**EXERCISE:**
Note how many lines in the entries contain the string "Rencana", then give that number and nothing else.

======== AVAILABLE RECORDS

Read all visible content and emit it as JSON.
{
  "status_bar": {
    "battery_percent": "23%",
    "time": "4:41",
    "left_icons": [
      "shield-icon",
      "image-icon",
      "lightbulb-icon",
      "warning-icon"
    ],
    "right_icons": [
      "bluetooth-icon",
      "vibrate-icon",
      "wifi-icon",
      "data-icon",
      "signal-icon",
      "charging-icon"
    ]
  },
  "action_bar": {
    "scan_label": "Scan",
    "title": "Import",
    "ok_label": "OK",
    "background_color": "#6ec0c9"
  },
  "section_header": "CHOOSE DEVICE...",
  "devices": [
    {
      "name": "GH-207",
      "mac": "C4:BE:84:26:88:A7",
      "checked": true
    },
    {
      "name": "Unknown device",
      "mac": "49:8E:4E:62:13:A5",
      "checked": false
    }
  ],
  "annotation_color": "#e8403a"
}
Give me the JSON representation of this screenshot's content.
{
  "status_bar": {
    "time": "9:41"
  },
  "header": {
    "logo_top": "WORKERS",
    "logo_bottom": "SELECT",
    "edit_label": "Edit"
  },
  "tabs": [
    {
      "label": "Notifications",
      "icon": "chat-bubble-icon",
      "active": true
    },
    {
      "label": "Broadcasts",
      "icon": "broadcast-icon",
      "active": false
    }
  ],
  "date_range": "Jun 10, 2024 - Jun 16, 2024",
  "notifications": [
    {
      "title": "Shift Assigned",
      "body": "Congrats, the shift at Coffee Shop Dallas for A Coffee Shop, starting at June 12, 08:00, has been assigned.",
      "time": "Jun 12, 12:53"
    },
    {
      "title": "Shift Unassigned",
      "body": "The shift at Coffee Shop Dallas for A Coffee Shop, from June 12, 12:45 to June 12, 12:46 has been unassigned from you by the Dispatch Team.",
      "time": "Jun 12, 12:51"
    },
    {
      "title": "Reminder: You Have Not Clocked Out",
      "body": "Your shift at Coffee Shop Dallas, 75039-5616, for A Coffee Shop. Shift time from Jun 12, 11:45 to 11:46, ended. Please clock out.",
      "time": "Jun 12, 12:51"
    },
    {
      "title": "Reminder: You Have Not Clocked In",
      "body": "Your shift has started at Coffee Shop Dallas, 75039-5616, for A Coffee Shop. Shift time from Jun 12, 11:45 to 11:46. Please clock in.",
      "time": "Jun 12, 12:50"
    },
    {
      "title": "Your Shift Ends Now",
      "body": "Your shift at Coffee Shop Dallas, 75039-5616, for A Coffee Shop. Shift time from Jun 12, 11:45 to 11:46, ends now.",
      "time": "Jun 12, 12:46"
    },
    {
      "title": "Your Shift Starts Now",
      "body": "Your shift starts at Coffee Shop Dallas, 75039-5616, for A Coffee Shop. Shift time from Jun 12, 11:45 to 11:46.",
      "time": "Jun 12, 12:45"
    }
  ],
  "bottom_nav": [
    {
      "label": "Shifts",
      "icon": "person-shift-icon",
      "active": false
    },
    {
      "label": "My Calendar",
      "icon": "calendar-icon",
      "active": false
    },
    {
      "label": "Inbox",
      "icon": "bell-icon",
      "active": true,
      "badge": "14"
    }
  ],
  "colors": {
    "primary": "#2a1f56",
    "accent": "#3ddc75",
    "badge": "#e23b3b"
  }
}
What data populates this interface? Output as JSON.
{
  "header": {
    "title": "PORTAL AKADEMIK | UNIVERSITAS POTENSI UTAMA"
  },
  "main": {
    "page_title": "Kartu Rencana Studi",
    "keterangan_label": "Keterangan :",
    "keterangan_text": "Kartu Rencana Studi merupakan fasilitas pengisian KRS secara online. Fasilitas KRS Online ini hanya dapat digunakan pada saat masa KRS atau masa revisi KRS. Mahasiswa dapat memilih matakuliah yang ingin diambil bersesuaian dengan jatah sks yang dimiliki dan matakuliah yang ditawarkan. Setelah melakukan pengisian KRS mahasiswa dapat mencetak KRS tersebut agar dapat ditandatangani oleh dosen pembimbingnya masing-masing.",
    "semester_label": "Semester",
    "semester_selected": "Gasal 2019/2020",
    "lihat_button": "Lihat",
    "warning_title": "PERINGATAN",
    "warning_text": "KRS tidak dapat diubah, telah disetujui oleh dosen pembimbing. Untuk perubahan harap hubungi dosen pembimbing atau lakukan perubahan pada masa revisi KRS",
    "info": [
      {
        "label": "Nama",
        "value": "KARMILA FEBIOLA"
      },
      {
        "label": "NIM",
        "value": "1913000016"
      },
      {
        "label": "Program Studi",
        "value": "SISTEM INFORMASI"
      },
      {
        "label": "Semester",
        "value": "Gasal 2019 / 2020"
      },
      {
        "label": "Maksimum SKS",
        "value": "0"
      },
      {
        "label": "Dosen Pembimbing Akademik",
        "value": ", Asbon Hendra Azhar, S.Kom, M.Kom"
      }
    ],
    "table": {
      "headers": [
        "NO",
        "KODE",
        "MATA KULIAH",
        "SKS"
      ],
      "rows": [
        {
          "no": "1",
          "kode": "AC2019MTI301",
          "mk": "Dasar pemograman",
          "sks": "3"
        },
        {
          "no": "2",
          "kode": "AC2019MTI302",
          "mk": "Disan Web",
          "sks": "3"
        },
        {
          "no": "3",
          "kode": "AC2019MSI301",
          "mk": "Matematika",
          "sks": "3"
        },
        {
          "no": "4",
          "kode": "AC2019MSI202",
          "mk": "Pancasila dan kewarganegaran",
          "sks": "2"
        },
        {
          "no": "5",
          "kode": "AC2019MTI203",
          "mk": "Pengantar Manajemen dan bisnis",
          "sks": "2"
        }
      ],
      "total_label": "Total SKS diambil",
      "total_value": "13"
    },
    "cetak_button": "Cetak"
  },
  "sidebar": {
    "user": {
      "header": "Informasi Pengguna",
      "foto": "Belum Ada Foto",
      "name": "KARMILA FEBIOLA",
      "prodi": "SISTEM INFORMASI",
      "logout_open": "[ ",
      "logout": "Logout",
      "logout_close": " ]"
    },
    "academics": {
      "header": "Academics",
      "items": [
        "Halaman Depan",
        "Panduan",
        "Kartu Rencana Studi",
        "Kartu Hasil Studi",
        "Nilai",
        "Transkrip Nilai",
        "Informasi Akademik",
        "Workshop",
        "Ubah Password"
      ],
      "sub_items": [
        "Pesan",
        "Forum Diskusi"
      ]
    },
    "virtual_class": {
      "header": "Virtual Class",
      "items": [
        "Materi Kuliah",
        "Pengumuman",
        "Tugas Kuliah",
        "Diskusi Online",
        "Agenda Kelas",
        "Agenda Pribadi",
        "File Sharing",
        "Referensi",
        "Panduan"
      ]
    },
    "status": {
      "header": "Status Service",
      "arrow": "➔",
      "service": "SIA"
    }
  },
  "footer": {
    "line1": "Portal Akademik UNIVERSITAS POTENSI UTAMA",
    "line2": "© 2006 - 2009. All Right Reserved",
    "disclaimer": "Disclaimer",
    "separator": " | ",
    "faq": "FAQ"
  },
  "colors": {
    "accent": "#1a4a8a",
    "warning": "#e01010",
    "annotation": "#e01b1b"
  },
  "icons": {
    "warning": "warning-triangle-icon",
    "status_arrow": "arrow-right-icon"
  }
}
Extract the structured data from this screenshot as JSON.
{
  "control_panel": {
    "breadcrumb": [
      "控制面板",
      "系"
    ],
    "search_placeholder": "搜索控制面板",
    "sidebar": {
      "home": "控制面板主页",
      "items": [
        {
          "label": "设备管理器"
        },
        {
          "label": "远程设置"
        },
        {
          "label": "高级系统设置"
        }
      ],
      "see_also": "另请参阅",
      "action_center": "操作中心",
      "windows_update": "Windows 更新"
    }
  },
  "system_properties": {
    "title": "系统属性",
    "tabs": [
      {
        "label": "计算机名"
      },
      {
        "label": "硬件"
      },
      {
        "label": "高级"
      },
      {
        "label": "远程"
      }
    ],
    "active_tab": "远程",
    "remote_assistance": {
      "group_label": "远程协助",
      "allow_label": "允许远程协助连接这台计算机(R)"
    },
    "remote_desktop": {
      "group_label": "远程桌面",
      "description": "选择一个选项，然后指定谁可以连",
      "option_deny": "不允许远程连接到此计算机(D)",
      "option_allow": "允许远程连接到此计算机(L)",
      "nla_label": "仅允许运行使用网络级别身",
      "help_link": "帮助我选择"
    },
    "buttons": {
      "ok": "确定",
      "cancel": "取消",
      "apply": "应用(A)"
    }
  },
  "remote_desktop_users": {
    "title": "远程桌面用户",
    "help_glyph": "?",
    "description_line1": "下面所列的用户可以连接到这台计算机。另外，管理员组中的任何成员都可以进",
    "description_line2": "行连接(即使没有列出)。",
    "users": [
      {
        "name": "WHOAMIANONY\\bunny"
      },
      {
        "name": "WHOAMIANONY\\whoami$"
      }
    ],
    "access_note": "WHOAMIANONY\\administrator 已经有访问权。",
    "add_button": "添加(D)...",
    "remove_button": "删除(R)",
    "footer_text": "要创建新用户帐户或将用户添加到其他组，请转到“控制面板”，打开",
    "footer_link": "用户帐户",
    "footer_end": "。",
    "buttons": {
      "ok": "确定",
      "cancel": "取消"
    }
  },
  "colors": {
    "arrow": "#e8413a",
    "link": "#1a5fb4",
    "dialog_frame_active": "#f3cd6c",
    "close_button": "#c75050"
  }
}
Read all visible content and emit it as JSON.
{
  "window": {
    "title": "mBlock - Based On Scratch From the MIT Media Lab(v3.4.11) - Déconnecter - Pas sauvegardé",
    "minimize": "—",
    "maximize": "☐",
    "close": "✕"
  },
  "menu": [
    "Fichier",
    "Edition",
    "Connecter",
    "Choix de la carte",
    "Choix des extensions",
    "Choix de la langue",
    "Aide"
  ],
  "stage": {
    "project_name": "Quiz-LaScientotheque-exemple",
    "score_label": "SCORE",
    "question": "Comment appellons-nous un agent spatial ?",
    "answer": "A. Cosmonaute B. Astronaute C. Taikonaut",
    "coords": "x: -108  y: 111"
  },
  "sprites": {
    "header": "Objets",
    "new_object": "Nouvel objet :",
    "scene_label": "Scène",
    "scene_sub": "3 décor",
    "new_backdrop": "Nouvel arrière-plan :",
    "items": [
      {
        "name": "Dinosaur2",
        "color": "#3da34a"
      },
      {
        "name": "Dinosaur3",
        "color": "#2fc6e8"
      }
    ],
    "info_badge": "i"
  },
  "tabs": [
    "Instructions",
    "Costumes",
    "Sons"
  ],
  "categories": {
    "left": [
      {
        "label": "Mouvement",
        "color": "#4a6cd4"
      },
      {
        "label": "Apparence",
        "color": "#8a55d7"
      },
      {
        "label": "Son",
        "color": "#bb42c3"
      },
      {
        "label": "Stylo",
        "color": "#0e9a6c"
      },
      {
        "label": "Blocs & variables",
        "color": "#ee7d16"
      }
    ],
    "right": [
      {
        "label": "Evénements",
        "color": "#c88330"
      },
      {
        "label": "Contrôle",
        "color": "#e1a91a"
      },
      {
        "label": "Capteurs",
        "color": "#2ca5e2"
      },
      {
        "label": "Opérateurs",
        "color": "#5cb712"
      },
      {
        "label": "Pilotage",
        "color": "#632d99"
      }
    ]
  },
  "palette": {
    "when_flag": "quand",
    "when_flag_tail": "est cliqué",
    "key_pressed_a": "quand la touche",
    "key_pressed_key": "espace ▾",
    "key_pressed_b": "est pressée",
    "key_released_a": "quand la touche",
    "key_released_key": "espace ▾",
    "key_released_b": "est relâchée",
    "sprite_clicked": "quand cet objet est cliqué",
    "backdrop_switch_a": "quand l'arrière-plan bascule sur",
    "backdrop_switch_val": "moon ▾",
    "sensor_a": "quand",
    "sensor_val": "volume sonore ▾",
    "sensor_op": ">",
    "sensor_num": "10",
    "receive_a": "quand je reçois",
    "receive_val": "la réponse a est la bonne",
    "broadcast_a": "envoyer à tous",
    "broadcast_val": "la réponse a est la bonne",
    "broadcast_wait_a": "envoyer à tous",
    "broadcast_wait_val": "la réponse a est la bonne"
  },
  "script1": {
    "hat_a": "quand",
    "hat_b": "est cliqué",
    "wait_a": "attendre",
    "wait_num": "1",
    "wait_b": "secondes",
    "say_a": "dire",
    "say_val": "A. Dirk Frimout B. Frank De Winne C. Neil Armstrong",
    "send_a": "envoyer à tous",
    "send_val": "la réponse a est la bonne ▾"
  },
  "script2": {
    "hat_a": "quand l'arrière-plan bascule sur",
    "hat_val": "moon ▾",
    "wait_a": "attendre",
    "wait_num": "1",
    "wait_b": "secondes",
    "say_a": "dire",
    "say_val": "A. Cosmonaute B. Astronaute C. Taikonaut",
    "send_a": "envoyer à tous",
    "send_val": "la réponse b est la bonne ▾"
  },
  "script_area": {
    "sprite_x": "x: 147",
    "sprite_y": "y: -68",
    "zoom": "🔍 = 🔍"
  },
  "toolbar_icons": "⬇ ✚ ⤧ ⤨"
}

================

**ANSWER FOR THE TASK:**
3